---- Extracted entries
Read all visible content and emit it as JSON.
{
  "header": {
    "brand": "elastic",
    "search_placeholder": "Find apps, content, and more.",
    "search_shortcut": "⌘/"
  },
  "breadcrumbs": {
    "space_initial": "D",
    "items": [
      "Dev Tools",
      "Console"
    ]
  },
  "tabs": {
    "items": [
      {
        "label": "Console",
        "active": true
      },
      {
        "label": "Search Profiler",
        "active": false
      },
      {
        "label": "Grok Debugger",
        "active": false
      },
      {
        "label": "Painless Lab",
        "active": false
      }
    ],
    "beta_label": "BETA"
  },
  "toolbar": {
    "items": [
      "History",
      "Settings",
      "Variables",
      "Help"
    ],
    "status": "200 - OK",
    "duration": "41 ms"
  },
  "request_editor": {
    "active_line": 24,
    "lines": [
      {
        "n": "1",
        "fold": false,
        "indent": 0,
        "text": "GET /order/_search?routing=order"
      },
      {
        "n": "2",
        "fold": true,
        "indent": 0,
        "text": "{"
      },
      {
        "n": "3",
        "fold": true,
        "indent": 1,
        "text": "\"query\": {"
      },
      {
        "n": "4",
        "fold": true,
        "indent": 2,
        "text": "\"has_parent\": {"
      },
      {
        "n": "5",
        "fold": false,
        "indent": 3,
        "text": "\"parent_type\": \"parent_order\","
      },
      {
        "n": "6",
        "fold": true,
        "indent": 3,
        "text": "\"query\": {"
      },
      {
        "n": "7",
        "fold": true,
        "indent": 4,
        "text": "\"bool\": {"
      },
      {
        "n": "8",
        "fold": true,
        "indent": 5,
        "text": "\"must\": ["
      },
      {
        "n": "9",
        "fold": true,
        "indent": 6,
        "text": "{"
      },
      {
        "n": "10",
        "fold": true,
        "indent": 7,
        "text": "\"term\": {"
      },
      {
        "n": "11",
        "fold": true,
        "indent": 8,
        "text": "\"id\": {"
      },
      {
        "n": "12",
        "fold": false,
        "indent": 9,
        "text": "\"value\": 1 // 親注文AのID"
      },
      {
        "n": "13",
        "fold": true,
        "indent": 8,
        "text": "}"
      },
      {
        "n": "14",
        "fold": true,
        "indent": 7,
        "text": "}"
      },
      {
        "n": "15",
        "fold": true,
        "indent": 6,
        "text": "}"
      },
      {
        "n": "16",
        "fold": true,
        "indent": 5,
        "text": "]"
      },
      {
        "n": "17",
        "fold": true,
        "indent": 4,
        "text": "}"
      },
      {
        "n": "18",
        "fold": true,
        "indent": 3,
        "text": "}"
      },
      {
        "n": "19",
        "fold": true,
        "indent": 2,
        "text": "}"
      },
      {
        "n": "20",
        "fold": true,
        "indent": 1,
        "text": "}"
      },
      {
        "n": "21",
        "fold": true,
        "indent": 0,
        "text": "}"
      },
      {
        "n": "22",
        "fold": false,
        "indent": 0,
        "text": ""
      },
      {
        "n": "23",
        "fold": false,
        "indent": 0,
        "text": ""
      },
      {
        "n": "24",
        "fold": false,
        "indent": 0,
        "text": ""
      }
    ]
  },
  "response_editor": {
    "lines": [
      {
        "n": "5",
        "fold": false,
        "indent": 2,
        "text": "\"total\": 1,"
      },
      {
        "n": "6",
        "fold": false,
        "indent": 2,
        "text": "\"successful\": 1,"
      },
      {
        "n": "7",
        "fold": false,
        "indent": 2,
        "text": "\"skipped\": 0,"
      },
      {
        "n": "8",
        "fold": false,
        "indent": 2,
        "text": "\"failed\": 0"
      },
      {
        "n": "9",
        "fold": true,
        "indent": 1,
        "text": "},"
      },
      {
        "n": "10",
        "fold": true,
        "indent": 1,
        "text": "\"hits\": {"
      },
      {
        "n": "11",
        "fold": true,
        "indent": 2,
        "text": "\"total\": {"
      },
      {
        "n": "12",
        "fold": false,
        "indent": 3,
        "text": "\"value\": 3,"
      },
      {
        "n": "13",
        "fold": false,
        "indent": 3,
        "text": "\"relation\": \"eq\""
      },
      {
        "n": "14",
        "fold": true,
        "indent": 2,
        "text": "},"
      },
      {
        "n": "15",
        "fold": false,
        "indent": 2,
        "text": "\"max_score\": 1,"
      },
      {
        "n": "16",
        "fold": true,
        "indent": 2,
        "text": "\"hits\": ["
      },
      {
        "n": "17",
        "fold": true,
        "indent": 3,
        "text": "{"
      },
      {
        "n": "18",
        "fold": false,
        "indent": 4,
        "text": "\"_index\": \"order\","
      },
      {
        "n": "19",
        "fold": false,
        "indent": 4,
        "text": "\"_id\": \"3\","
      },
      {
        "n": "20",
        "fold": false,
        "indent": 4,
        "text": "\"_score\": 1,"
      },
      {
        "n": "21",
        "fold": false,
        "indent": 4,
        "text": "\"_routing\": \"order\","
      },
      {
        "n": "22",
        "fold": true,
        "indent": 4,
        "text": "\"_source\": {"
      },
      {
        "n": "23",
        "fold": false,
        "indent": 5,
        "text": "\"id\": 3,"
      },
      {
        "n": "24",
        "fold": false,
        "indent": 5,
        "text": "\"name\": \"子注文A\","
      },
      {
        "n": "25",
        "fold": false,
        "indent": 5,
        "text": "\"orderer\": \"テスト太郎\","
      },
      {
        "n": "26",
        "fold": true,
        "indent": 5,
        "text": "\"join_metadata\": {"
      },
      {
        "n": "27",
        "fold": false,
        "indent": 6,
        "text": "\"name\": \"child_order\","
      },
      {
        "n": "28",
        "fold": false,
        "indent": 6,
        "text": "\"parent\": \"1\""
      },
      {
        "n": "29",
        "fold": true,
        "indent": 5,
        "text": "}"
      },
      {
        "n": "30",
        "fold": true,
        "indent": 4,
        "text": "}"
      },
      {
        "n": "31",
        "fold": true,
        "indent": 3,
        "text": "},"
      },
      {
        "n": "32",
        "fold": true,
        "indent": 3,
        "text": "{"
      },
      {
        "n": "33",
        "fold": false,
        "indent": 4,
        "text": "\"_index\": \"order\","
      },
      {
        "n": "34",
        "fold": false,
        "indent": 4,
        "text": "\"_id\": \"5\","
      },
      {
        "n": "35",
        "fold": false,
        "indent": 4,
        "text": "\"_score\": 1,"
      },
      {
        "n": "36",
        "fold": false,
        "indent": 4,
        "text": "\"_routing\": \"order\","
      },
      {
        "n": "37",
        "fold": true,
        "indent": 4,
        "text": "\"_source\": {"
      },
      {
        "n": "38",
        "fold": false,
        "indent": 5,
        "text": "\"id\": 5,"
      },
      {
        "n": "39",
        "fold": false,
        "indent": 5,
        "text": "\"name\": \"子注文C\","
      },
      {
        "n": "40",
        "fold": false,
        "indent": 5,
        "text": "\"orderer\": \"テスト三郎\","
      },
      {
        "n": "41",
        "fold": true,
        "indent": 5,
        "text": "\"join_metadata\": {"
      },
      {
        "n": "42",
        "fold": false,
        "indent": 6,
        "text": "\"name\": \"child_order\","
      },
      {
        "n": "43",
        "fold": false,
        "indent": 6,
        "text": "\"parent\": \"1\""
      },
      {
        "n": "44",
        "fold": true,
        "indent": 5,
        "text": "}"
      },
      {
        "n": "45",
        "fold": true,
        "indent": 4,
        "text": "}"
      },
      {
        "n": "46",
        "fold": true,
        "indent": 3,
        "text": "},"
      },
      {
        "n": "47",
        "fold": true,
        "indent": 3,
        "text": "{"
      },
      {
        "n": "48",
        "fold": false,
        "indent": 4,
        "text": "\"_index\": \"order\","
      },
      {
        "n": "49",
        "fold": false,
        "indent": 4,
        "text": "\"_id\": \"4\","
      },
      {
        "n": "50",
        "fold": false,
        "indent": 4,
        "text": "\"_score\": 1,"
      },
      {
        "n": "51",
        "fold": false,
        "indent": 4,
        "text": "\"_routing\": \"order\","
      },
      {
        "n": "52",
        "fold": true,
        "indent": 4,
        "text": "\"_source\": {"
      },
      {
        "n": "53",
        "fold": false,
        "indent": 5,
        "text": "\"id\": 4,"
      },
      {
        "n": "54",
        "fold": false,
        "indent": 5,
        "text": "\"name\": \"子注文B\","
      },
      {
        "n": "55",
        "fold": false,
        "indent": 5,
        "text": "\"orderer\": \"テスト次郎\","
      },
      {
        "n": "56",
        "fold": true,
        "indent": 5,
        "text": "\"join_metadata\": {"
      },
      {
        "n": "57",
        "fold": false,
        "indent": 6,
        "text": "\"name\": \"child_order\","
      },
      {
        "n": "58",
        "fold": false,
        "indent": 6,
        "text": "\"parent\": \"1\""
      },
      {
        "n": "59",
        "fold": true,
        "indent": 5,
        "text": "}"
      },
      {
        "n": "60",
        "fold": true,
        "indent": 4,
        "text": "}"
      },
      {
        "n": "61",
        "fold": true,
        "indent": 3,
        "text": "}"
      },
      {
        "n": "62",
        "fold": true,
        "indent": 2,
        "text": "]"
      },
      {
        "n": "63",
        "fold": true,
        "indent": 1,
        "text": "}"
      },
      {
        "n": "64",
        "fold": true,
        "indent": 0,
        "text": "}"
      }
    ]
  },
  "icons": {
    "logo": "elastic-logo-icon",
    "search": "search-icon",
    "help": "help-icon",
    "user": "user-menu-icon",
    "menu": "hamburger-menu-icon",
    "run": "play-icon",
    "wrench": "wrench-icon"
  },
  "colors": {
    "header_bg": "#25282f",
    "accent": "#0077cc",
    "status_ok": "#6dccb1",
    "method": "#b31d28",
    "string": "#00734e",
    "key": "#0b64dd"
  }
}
--------
# Task goal
From the entries above, copy out every line where the string "orderer" appears.

# The response
        "text": "\"orderer\": \"テスト太郎\","
        "text": "\"orderer\": \"テスト三郎\","
        "text": "\"orderer\": \"テスト次郎\","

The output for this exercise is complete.